Given exercise: Identify every line containing the word "text" and reproduce each one.

Data extracted from a collection
================

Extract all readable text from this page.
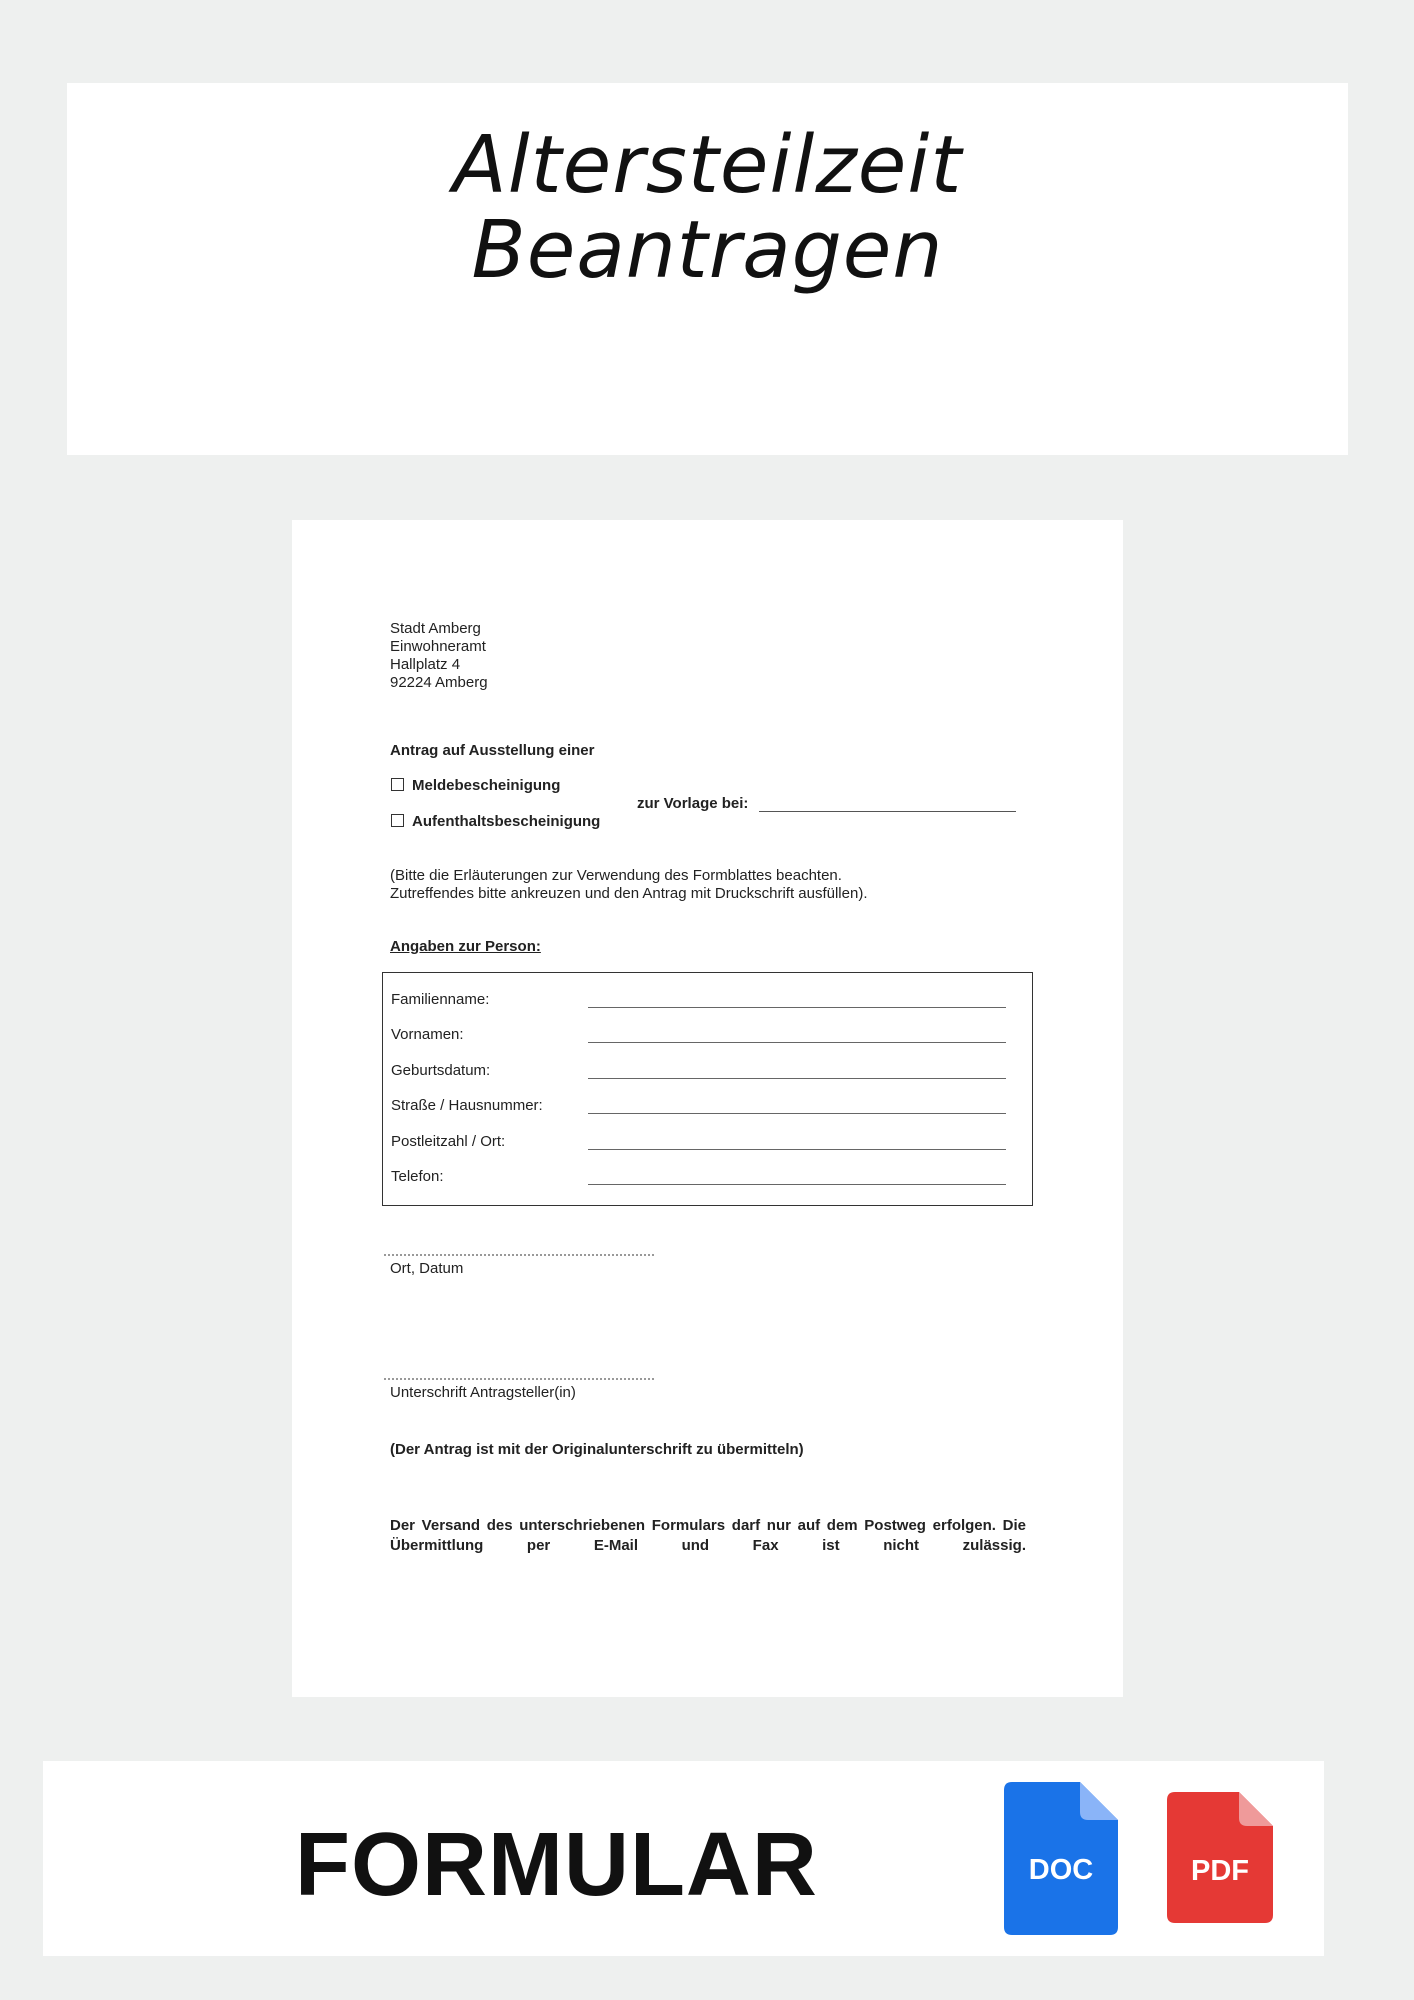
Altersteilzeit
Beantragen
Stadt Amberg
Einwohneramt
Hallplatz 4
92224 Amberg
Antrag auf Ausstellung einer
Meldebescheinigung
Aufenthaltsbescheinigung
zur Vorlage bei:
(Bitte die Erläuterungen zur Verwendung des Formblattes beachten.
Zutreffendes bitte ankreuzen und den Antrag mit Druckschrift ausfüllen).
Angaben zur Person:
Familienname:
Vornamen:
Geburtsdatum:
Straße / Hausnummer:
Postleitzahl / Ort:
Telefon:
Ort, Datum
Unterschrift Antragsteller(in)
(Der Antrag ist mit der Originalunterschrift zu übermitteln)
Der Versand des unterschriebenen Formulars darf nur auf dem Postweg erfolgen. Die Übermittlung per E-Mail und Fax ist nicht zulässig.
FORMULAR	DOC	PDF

================

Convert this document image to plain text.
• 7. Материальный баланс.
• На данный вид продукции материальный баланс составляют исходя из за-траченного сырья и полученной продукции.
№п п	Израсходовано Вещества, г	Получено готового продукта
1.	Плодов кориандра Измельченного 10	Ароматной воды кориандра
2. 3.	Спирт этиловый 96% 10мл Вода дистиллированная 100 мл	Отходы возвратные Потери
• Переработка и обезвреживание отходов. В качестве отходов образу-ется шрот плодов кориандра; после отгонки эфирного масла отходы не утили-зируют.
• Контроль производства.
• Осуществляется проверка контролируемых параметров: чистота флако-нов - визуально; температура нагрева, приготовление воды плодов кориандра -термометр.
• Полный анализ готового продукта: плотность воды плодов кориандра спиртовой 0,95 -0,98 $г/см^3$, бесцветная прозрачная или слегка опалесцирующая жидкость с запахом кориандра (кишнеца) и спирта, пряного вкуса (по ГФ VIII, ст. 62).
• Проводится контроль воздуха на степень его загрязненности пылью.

================

Final result:
Extract all readable text from this page.
Convert this document image to plain text.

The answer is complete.